WORK INSTRUCTIONS | Your copy should begin at the line containing "Type out the text in this image." and end at the last line of the records; transcribe those lines exactly and leave out every picture.

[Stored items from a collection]
-- begin --
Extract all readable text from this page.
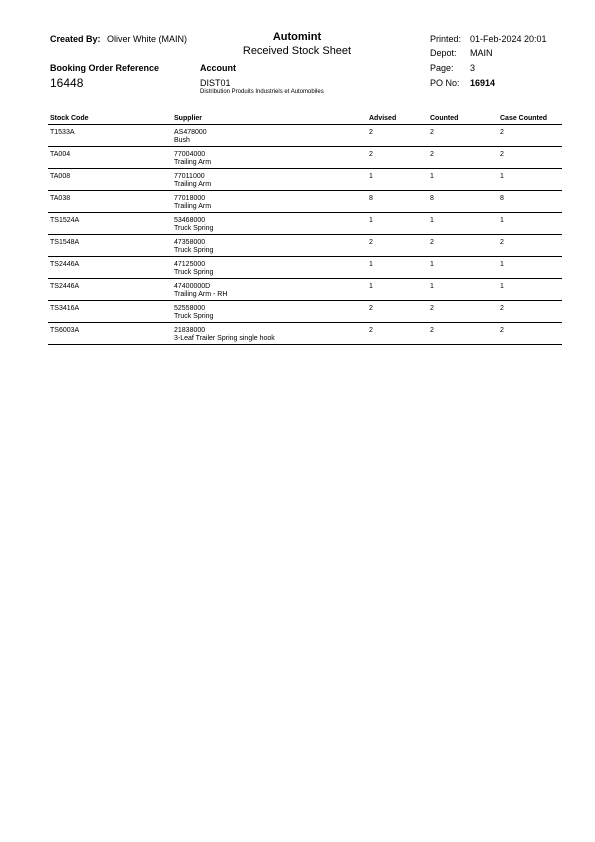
Created By: Oliver White (MAIN)	Automint
Received Stock Sheet
Printed: 01-Feb-2024 20:01
Depot: MAIN
Page: 3
PO No: 16914
Booking Order Reference
16448
Account
DIST01
Distribution Produits Industriels et Automobiles
Stock Code	Supplier	Advised	Counted	Case Counted
T1533A	AS478000
Bush
2	2	2
TA004	77004000
Trailing Arm
2	2	2
TA008	77011000
Trailing Arm
1	1	1
TA038	77018000
Trailing Arm
8	8	8
TS1524A	53468000
Truck Spring
1	1	1
TS1548A	47358000
Truck Spring
2	2	2
TS2446A	47125000
Truck Spring
1	1	1
TS2446A	47400000D
Trailing Arm - RH
1	1	1
TS3416A	52558000
Truck Spring
2	2	2
TS6003A	21838000
3-Leaf Trailer Spring single hook
2	2	2
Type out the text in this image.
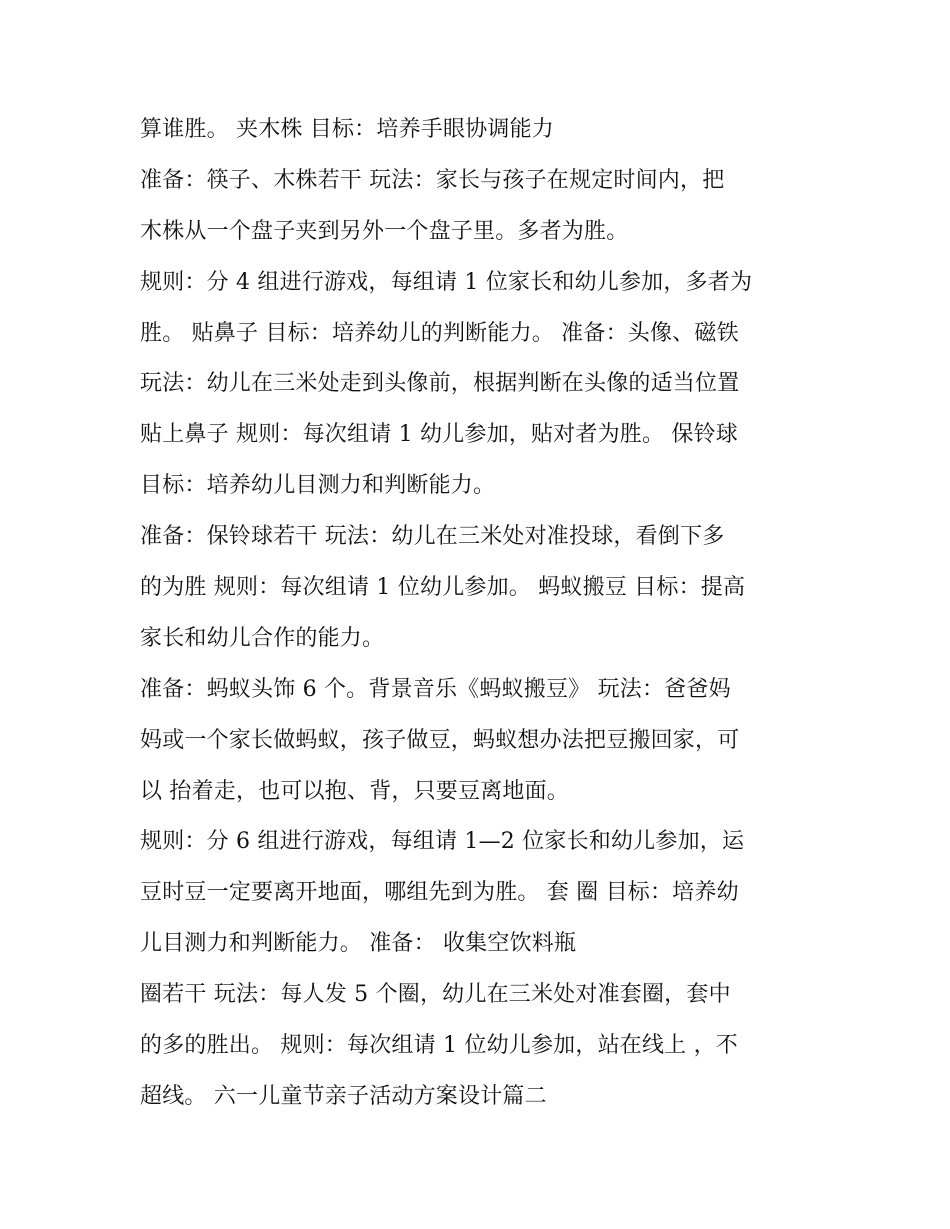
算谁胜。 夹木株 目标：培养手眼协调能力
准备：筷子、木株若干 玩法：家长与孩子在规定时间内，把
木株从一个盘子夹到另外一个盘子里。多者为胜。
规则：分 4 组进行游戏，每组请 1 位家长和幼儿参加，多者为
胜。 贴鼻子 目标：培养幼儿的判断能力。 准备：头像、磁铁
玩法：幼儿在三米处走到头像前，根据判断在头像的适当位置
贴上鼻子 规则：每次组请 1 幼儿参加，贴对者为胜。 保铃球
目标：培养幼儿目测力和判断能力。
准备：保铃球若干 玩法：幼儿在三米处对准投球，看倒下多
的为胜 规则：每次组请 1 位幼儿参加。 蚂蚁搬豆 目标：提高
家长和幼儿合作的能力。
准备：蚂蚁头饰 6 个。背景音乐《蚂蚁搬豆》 玩法：爸爸妈
妈或一个家长做蚂蚁，孩子做豆，蚂蚁想办法把豆搬回家，可
以 抬着走，也可以抱、背，只要豆离地面。
规则：分 6 组进行游戏，每组请 1—2 位家长和幼儿参加，运
豆时豆一定要离开地面，哪组先到为胜。 套 圈 目标：培养幼
儿目测力和判断能力。 准备： 收集空饮料瓶
圈若干 玩法：每人发 5 个圈，幼儿在三米处对准套圈，套中
的多的胜出。 规则：每次组请 1 位幼儿参加，站在线上 ，不
超线。 六一儿童节亲子活动方案设计篇二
-- end --
THE COMPLETED TASK |
Type out the text in this image.
算谁胜。 夹木株 目标：培养手眼协调能力
准备：筷子、木株若干 玩法：家长与孩子在规定时间内，把
木株从一个盘子夹到另外一个盘子里。多者为胜。
规则：分 4 组进行游戏，每组请 1 位家长和幼儿参加，多者为
胜。 贴鼻子 目标：培养幼儿的判断能力。 准备：头像、磁铁
玩法：幼儿在三米处走到头像前，根据判断在头像的适当位置
贴上鼻子 规则：每次组请 1 幼儿参加，贴对者为胜。 保铃球
目标：培养幼儿目测力和判断能力。
准备：保铃球若干 玩法：幼儿在三米处对准投球，看倒下多
的为胜 规则：每次组请 1 位幼儿参加。 蚂蚁搬豆 目标：提高
家长和幼儿合作的能力。
准备：蚂蚁头饰 6 个。背景音乐《蚂蚁搬豆》 玩法：爸爸妈
妈或一个家长做蚂蚁，孩子做豆，蚂蚁想办法把豆搬回家，可
以 抬着走，也可以抱、背，只要豆离地面。
规则：分 6 组进行游戏，每组请 1—2 位家长和幼儿参加，运
豆时豆一定要离开地面，哪组先到为胜。 套 圈 目标：培养幼
儿目测力和判断能力。 准备： 收集空饮料瓶
圈若干 玩法：每人发 5 个圈，幼儿在三米处对准套圈，套中
的多的胜出。 规则：每次组请 1 位幼儿参加，站在线上 ，不
超线。 六一儿童节亲子活动方案设计篇二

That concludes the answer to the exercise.